Task objective: Reproduce only the lines that run from the line with "Read all visible content and emit it as JSON." to the last line of the material, both ends included, exactly as they appear.

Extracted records

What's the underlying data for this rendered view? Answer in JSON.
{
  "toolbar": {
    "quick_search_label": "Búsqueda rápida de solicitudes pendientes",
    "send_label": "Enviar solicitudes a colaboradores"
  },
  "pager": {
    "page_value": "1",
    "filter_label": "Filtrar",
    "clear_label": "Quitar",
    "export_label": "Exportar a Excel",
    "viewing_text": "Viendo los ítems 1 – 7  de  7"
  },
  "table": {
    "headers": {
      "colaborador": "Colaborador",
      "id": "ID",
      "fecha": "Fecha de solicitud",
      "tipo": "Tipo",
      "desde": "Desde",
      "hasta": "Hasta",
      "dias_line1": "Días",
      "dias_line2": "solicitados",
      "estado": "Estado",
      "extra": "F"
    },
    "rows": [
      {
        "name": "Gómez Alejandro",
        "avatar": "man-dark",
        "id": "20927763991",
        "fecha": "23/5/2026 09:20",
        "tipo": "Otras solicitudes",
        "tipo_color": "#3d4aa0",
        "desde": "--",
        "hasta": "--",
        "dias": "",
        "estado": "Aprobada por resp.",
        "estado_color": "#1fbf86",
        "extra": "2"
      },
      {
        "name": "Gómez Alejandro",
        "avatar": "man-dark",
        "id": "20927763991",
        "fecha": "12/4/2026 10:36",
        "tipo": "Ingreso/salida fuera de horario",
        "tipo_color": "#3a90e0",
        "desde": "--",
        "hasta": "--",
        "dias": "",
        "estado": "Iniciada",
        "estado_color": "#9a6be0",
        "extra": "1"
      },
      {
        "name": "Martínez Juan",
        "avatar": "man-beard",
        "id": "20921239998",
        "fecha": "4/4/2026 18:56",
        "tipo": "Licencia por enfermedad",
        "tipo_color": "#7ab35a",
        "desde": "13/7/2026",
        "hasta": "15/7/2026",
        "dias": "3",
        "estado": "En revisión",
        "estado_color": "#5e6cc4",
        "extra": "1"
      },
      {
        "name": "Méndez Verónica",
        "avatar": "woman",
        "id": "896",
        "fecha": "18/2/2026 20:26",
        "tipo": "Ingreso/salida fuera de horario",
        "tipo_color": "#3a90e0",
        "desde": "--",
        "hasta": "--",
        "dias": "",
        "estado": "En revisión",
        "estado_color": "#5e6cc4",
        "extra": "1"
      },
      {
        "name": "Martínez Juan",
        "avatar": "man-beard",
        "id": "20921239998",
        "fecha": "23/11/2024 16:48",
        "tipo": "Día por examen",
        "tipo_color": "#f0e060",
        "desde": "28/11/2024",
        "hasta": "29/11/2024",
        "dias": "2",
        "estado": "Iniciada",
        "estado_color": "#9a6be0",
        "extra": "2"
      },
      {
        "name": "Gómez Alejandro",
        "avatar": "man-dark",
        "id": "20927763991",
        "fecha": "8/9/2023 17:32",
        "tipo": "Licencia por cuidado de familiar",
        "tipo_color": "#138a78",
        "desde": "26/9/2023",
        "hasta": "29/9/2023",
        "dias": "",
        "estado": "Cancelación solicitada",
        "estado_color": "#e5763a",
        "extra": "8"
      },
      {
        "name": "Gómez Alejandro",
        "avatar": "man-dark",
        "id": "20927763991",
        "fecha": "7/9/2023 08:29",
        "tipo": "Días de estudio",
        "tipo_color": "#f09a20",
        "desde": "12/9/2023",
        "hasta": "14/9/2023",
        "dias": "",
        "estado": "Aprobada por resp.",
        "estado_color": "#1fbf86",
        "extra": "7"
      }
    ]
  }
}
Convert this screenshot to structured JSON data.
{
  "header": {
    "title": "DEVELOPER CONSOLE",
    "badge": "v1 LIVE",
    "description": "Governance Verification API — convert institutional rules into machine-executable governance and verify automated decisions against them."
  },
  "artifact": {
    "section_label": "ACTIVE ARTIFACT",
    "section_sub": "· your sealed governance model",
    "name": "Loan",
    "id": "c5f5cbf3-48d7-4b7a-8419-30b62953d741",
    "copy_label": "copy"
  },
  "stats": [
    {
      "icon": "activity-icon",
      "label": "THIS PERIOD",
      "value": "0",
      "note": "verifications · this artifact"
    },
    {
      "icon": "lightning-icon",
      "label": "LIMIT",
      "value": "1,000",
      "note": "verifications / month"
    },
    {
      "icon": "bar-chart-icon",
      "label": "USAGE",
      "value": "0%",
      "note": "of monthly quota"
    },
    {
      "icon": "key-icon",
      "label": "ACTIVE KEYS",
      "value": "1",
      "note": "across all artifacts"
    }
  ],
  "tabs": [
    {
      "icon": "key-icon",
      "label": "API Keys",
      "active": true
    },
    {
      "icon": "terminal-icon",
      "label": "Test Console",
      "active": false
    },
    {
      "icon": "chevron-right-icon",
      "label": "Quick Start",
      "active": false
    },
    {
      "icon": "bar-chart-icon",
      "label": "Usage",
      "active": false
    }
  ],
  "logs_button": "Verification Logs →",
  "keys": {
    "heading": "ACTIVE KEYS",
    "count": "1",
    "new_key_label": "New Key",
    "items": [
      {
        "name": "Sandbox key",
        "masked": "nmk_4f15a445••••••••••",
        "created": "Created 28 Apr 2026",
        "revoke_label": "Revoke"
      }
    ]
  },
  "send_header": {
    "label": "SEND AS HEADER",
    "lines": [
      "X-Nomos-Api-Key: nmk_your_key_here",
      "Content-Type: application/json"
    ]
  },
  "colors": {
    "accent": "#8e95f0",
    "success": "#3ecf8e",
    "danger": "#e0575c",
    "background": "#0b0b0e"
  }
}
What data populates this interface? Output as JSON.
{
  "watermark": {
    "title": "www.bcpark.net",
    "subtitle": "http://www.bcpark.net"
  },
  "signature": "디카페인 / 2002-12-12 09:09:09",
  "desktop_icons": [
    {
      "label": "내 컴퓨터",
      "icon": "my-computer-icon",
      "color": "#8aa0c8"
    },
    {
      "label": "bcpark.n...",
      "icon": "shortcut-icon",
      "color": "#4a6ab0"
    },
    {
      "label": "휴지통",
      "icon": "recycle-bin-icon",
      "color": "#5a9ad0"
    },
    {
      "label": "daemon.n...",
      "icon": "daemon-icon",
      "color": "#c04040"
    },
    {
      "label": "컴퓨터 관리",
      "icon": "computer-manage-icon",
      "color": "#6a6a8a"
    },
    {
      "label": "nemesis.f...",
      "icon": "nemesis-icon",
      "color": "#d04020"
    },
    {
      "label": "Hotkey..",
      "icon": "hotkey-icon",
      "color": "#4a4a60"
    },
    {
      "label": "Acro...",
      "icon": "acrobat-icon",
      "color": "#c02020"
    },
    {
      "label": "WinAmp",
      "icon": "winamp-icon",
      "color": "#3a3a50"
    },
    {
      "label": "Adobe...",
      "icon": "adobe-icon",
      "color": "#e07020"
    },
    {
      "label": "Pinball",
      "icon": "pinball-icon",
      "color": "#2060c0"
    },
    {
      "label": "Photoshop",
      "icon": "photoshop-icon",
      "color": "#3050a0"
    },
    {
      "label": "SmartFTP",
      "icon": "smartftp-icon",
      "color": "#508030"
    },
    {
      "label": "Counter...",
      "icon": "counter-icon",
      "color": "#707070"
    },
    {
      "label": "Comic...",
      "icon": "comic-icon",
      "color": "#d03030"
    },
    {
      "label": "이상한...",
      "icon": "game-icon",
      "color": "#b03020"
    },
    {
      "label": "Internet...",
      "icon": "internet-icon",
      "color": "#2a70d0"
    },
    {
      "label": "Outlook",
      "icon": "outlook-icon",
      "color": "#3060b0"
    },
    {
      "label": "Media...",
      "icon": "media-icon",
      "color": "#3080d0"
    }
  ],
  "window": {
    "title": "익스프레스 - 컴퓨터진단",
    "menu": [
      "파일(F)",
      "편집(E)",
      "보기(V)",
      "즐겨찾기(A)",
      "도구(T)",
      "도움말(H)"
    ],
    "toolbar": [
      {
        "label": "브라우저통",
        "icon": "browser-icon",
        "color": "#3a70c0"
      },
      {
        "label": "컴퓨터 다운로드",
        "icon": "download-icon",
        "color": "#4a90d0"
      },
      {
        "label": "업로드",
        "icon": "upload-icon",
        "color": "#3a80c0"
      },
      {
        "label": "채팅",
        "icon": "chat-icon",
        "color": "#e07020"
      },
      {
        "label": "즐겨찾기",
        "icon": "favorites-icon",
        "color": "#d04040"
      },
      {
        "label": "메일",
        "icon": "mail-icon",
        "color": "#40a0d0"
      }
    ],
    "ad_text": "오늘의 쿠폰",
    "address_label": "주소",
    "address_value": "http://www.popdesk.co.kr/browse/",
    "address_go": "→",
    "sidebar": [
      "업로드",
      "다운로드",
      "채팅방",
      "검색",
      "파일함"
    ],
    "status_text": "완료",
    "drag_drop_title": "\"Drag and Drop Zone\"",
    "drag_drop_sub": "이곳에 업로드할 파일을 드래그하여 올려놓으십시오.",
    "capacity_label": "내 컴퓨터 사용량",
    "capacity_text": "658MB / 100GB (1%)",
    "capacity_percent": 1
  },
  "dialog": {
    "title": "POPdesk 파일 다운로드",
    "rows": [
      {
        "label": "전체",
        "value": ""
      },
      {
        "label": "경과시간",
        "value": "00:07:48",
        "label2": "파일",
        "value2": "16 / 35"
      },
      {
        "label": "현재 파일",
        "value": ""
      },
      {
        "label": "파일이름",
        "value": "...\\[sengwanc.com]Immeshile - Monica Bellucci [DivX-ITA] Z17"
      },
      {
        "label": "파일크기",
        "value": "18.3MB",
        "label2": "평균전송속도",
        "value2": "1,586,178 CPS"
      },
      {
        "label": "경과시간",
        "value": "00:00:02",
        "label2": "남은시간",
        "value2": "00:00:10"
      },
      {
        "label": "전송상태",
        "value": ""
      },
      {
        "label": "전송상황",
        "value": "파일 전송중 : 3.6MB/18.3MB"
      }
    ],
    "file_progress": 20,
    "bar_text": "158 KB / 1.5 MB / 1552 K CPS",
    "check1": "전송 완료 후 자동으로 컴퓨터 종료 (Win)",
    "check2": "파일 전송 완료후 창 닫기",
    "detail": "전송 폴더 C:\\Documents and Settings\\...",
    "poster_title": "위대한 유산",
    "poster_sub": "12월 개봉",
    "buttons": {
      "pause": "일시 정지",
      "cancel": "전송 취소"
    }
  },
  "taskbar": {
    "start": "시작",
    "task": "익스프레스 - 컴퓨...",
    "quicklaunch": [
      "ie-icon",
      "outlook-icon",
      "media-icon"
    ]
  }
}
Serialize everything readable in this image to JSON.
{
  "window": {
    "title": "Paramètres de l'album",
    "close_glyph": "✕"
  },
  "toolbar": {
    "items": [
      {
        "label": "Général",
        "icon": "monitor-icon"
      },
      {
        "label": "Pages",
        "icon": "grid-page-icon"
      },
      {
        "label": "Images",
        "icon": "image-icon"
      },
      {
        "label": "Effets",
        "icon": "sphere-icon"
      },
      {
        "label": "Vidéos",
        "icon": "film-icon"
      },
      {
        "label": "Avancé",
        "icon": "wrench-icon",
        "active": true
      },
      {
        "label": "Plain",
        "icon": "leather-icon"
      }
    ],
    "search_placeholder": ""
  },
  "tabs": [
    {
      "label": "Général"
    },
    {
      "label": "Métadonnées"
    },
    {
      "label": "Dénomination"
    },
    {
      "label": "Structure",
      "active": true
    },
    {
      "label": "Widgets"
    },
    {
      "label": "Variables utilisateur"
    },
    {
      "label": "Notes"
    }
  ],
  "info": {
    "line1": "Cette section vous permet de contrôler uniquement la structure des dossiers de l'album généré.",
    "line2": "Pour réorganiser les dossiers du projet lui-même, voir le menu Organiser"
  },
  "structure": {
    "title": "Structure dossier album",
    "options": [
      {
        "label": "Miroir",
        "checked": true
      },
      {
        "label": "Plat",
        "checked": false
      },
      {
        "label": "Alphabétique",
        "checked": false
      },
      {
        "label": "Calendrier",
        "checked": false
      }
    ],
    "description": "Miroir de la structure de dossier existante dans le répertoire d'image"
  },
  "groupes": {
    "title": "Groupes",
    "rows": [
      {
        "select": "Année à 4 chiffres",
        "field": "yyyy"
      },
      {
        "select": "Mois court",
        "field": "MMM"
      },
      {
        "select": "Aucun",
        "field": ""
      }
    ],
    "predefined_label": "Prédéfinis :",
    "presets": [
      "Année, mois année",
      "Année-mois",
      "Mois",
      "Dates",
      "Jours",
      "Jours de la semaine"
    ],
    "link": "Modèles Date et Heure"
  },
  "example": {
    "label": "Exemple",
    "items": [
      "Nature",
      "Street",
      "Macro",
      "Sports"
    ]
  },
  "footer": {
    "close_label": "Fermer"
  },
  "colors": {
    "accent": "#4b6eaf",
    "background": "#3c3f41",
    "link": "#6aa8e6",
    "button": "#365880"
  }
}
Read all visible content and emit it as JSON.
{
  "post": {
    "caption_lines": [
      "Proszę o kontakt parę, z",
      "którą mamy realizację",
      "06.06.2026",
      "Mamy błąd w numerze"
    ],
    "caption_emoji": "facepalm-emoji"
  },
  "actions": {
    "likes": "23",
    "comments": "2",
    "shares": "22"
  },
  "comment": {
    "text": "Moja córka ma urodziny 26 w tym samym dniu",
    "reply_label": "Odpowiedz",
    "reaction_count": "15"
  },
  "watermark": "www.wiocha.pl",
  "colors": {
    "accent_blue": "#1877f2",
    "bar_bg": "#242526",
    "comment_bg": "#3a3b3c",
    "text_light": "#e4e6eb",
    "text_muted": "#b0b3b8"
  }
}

Written solution:
Read all visible content and emit it as JSON.
{
  "post": {
    "caption_lines": [
      "Proszę o kontakt parę, z",
      "którą mamy realizację",
      "06.06.2026",
      "Mamy błąd w numerze"
    ],
    "caption_emoji": "facepalm-emoji"
  },
  "actions": {
    "likes": "23",
    "comments": "2",
    "shares": "22"
  },
  "comment": {
    "text": "Moja córka ma urodziny 26 w tym samym dniu",
    "reply_label": "Odpowiedz",
    "reaction_count": "15"
  },
  "watermark": "www.wiocha.pl",
  "colors": {
    "accent_blue": "#1877f2",
    "bar_bg": "#242526",
    "comment_bg": "#3a3b3c",
    "text_light": "#e4e6eb",
    "text_muted": "#b0b3b8"
  }
}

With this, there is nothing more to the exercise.